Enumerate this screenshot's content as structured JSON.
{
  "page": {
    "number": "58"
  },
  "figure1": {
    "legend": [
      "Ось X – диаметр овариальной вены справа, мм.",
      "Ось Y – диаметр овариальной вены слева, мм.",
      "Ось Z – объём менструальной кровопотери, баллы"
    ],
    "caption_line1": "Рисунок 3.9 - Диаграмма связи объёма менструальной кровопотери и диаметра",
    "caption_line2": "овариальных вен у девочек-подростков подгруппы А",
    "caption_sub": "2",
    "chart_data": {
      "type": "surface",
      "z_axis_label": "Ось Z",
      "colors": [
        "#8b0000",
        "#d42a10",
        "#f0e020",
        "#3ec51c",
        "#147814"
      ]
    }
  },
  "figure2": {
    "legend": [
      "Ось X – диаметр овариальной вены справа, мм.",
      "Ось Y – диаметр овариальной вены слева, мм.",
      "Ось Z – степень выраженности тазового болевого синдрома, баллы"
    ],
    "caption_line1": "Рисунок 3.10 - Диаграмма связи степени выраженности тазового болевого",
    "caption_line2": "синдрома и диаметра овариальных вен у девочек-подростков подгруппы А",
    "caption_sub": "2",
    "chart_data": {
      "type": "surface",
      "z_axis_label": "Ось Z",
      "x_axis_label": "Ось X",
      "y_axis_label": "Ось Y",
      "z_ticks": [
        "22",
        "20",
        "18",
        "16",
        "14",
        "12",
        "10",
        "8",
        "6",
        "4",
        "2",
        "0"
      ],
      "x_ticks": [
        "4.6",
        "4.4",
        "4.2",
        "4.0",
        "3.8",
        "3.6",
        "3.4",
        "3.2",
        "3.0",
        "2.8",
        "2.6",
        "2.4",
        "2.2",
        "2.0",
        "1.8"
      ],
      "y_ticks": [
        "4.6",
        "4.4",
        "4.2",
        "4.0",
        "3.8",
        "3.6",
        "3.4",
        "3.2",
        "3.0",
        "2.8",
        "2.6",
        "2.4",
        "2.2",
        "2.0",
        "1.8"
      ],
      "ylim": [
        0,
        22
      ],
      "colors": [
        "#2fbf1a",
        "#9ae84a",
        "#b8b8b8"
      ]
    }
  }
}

▶ _Requirements_: Reproduce all data above, unchanged.

▶ _Full solution_:
Enumerate this screenshot's content as structured JSON.
{
  "page": {
    "number": "58"
  },
  "figure1": {
    "legend": [
      "Ось X – диаметр овариальной вены справа, мм.",
      "Ось Y – диаметр овариальной вены слева, мм.",
      "Ось Z – объём менструальной кровопотери, баллы"
    ],
    "caption_line1": "Рисунок 3.9 - Диаграмма связи объёма менструальной кровопотери и диаметра",
    "caption_line2": "овариальных вен у девочек-подростков подгруппы А",
    "caption_sub": "2",
    "chart_data": {
      "type": "surface",
      "z_axis_label": "Ось Z",
      "colors": [
        "#8b0000",
        "#d42a10",
        "#f0e020",
        "#3ec51c",
        "#147814"
      ]
    }
  },
  "figure2": {
    "legend": [
      "Ось X – диаметр овариальной вены справа, мм.",
      "Ось Y – диаметр овариальной вены слева, мм.",
      "Ось Z – степень выраженности тазового болевого синдрома, баллы"
    ],
    "caption_line1": "Рисунок 3.10 - Диаграмма связи степени выраженности тазового болевого",
    "caption_line2": "синдрома и диаметра овариальных вен у девочек-подростков подгруппы А",
    "caption_sub": "2",
    "chart_data": {
      "type": "surface",
      "z_axis_label": "Ось Z",
      "x_axis_label": "Ось X",
      "y_axis_label": "Ось Y",
      "z_ticks": [
        "22",
        "20",
        "18",
        "16",
        "14",
        "12",
        "10",
        "8",
        "6",
        "4",
        "2",
        "0"
      ],
      "x_ticks": [
        "4.6",
        "4.4",
        "4.2",
        "4.0",
        "3.8",
        "3.6",
        "3.4",
        "3.2",
        "3.0",
        "2.8",
        "2.6",
        "2.4",
        "2.2",
        "2.0",
        "1.8"
      ],
      "y_ticks": [
        "4.6",
        "4.4",
        "4.2",
        "4.0",
        "3.8",
        "3.6",
        "3.4",
        "3.2",
        "3.0",
        "2.8",
        "2.6",
        "2.4",
        "2.2",
        "2.0",
        "1.8"
      ],
      "ylim": [
        0,
        22
      ],
      "colors": [
        "#2fbf1a",
        "#9ae84a",
        "#b8b8b8"
      ]
    }
  }
}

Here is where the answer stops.